• Work required: Count, in the entries below, the lines in which "important" occurs. Give the number, nothing more.

• Available data:
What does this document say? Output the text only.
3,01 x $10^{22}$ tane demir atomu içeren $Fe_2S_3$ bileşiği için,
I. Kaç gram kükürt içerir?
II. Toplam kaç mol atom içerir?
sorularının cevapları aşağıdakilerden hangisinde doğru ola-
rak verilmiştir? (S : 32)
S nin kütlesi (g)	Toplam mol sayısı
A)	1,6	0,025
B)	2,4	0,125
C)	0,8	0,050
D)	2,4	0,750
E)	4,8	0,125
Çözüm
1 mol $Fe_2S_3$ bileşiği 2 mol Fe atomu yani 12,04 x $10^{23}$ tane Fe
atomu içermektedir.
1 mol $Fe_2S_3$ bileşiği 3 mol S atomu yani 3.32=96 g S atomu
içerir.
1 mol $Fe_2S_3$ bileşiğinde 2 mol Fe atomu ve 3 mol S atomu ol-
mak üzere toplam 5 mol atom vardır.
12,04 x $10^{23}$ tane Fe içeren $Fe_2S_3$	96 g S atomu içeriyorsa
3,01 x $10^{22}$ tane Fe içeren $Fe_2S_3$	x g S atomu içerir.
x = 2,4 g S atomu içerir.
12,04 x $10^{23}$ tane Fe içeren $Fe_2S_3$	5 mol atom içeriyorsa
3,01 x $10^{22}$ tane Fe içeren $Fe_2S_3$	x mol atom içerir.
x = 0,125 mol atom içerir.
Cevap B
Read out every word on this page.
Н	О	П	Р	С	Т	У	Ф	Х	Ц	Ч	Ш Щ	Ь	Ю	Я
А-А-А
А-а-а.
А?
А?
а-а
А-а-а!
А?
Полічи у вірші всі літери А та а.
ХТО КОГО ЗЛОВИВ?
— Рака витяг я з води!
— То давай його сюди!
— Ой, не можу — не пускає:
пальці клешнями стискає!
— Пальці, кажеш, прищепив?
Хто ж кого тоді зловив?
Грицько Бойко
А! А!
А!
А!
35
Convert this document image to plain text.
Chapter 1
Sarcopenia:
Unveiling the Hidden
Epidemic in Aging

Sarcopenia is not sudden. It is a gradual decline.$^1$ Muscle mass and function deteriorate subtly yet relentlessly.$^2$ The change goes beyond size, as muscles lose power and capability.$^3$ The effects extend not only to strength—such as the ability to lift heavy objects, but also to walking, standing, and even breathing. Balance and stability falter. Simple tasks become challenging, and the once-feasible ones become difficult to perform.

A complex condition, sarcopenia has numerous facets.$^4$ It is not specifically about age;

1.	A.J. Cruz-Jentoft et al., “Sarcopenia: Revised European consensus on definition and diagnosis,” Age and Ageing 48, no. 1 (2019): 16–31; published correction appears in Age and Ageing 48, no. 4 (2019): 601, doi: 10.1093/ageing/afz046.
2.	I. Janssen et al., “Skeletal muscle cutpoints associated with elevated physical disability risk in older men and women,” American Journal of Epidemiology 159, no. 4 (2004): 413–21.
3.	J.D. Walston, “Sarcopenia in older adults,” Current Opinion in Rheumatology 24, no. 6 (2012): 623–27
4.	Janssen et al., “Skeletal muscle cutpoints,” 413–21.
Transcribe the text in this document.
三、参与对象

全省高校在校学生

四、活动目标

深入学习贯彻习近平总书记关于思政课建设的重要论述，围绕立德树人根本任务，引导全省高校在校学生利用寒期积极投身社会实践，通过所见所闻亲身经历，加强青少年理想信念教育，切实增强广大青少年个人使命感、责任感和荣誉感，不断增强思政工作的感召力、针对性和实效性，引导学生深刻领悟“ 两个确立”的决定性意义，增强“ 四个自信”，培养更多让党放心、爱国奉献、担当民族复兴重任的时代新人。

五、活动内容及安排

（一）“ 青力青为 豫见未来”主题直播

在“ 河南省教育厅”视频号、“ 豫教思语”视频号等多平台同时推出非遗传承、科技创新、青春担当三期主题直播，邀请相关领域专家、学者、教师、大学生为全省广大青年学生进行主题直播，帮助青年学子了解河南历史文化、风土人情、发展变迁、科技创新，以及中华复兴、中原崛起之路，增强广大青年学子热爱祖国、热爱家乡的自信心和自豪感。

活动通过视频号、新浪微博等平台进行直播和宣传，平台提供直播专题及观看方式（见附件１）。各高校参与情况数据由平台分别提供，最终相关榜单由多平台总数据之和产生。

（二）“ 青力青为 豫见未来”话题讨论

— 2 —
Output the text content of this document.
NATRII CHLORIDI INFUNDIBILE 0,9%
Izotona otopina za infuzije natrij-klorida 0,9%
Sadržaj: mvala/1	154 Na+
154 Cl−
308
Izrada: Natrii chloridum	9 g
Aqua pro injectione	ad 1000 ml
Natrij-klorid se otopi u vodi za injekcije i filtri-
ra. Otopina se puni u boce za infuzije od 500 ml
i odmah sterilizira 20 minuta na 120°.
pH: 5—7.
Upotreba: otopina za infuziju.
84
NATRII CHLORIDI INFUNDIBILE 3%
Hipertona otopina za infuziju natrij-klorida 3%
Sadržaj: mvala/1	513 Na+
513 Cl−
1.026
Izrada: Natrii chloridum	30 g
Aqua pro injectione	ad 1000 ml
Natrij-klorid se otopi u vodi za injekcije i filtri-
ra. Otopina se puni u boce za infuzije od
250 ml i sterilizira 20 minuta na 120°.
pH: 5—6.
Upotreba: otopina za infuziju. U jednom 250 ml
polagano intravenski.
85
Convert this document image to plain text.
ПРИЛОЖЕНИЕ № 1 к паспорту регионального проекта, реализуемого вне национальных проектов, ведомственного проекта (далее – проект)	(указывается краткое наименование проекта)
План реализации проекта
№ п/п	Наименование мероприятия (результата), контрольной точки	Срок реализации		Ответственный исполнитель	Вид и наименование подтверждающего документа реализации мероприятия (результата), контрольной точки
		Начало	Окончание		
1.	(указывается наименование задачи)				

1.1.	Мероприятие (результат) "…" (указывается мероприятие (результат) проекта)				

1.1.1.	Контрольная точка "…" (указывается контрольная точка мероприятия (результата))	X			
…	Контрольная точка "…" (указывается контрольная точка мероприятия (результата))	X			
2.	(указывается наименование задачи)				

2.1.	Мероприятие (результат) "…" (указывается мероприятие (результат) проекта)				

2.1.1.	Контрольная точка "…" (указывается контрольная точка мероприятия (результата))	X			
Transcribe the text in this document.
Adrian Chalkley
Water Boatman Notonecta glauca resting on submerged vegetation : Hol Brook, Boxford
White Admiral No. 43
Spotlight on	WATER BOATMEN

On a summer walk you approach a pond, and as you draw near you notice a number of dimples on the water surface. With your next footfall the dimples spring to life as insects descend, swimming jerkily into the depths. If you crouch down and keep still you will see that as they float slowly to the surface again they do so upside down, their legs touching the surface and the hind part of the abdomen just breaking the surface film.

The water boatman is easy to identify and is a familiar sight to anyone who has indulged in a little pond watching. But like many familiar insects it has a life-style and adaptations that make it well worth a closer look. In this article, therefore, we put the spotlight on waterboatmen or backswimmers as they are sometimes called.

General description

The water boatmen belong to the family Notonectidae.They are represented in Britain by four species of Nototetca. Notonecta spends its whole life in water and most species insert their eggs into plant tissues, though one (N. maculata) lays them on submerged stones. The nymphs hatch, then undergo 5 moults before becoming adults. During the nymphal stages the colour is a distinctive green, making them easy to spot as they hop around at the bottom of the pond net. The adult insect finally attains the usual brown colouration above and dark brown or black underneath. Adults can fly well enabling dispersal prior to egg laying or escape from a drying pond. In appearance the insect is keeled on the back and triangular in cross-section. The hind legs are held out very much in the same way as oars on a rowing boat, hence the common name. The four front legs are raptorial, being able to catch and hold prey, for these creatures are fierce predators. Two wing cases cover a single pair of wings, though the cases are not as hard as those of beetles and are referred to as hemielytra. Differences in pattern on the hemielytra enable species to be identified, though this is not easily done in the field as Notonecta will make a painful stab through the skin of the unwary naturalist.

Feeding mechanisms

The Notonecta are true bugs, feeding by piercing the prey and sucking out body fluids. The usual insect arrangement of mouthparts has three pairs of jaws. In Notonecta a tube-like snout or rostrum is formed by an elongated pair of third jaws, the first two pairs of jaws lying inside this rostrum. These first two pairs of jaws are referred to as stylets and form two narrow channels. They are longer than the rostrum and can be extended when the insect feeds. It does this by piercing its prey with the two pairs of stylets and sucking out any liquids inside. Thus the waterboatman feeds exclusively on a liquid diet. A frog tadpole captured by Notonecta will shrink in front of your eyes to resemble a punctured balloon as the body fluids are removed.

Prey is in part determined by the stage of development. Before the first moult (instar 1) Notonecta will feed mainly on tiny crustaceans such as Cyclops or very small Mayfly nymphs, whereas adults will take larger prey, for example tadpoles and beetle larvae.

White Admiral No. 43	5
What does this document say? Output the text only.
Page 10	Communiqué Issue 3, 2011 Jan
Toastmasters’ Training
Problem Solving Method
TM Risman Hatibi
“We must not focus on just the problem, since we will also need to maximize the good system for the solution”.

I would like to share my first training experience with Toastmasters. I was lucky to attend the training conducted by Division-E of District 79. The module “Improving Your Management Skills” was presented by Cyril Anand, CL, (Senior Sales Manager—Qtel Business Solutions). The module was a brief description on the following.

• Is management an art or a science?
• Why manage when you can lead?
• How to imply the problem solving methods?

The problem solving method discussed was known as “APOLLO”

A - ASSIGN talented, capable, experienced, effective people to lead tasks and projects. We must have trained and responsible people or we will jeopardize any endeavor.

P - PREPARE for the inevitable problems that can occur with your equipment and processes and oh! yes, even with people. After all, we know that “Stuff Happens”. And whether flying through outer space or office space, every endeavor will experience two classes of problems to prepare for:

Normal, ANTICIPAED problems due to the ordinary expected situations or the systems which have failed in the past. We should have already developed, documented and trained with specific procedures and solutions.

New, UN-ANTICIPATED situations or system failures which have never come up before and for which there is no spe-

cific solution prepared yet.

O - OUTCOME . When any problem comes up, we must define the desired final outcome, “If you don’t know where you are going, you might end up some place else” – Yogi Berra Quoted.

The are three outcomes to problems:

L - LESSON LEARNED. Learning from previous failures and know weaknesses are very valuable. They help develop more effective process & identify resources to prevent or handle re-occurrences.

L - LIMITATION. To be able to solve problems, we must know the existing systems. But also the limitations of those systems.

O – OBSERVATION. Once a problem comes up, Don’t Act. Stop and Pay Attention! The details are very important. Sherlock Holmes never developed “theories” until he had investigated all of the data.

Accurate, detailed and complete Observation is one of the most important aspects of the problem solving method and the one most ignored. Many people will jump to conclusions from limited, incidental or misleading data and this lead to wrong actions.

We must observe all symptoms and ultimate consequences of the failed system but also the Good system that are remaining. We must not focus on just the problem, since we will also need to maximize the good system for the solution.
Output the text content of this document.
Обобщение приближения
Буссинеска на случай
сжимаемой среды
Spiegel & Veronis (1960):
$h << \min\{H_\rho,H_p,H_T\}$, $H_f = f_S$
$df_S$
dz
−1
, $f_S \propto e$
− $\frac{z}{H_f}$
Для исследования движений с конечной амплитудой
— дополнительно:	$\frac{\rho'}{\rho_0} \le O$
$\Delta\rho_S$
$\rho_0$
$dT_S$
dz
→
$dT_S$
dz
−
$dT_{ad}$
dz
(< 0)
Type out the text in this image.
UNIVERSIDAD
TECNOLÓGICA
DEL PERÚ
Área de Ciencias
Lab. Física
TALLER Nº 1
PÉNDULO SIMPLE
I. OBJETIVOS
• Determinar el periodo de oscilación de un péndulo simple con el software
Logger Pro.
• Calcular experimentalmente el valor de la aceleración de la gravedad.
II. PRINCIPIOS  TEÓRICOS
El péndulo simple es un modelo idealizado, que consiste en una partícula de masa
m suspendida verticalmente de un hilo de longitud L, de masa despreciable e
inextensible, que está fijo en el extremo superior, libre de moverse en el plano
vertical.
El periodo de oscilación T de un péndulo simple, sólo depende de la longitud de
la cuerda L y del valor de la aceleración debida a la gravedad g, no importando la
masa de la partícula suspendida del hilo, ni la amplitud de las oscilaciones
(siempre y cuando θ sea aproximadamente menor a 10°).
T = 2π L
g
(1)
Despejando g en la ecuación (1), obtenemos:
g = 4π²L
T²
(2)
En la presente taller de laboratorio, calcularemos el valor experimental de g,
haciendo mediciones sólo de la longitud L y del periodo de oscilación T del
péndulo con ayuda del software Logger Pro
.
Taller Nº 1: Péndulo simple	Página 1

• Finished exercise: 2